Stored data:
....................

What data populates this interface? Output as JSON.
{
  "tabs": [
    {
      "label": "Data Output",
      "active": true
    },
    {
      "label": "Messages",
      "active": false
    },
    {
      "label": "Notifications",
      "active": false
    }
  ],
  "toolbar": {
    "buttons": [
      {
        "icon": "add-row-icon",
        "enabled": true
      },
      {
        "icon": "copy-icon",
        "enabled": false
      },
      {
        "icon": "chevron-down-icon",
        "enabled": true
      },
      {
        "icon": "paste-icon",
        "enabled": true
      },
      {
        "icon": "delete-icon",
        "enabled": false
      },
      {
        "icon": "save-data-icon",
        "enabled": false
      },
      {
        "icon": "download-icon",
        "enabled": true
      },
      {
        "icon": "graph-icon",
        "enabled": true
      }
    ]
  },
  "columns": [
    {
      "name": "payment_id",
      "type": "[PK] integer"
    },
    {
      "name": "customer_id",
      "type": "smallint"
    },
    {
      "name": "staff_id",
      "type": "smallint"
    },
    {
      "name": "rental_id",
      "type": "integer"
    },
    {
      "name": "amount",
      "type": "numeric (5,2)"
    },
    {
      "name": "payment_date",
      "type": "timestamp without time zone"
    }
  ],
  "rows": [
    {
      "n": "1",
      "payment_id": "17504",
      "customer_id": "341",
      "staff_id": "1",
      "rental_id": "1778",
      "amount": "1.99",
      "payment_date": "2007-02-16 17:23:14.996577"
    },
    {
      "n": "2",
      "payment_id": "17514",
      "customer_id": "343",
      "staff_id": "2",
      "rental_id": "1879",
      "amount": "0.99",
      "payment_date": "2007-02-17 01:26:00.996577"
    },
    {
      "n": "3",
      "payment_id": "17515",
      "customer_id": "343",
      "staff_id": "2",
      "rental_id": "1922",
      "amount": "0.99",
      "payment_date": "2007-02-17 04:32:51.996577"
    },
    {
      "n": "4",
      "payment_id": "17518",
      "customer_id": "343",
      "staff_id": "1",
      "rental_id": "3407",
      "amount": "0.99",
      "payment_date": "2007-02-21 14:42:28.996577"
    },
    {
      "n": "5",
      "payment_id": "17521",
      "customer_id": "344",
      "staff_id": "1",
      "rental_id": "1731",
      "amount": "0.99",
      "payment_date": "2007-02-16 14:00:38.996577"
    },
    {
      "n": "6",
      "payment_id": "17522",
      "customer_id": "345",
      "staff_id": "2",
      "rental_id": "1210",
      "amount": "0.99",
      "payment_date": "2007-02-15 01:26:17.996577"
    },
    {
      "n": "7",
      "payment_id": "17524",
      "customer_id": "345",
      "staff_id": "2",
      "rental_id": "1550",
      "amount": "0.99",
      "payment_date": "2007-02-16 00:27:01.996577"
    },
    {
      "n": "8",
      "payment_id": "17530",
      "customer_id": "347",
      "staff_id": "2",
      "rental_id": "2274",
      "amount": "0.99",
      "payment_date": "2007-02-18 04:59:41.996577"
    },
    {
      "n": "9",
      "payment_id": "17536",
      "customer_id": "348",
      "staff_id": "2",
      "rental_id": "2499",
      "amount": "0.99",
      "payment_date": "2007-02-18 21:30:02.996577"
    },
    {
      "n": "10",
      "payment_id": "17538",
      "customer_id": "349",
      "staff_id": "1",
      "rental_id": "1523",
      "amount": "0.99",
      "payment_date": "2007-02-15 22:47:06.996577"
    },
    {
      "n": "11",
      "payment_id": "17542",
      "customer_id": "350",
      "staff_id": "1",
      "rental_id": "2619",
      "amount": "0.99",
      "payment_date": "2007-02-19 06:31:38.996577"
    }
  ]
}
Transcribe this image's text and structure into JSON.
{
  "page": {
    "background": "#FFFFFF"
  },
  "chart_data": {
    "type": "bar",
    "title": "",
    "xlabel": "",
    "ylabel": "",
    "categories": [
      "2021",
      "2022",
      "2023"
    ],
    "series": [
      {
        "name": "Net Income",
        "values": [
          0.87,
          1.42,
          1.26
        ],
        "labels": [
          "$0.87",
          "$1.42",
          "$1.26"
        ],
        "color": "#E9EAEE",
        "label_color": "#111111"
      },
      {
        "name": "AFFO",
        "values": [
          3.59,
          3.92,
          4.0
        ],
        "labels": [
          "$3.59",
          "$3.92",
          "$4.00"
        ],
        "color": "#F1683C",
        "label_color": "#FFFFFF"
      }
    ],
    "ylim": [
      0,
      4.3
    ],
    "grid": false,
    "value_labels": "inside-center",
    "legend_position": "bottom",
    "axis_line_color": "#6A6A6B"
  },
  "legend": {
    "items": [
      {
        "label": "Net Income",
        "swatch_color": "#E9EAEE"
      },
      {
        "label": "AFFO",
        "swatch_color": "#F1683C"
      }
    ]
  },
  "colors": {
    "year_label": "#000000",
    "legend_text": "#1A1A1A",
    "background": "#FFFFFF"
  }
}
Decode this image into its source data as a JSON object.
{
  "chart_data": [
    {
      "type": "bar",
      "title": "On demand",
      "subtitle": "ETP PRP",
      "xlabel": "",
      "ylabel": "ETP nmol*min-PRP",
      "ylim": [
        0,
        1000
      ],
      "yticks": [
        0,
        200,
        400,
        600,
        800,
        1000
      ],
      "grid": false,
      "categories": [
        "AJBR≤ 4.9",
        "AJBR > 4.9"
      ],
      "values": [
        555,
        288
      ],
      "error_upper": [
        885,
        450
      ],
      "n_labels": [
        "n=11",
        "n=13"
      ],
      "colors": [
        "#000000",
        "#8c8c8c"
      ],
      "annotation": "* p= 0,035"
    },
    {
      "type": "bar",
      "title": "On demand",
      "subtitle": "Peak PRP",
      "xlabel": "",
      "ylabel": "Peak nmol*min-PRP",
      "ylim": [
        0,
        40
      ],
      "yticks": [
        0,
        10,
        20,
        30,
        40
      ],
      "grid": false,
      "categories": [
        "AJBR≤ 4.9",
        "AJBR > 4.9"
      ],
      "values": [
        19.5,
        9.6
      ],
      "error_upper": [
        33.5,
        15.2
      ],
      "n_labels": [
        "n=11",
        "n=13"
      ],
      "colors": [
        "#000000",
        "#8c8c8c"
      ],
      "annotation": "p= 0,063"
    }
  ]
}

....................

The lines to collect are those holding the string "Peak"; copy them all.

:: Response ::
      "subtitle": "Peak PRP",
      "ylabel": "Peak nmol*min-PRP",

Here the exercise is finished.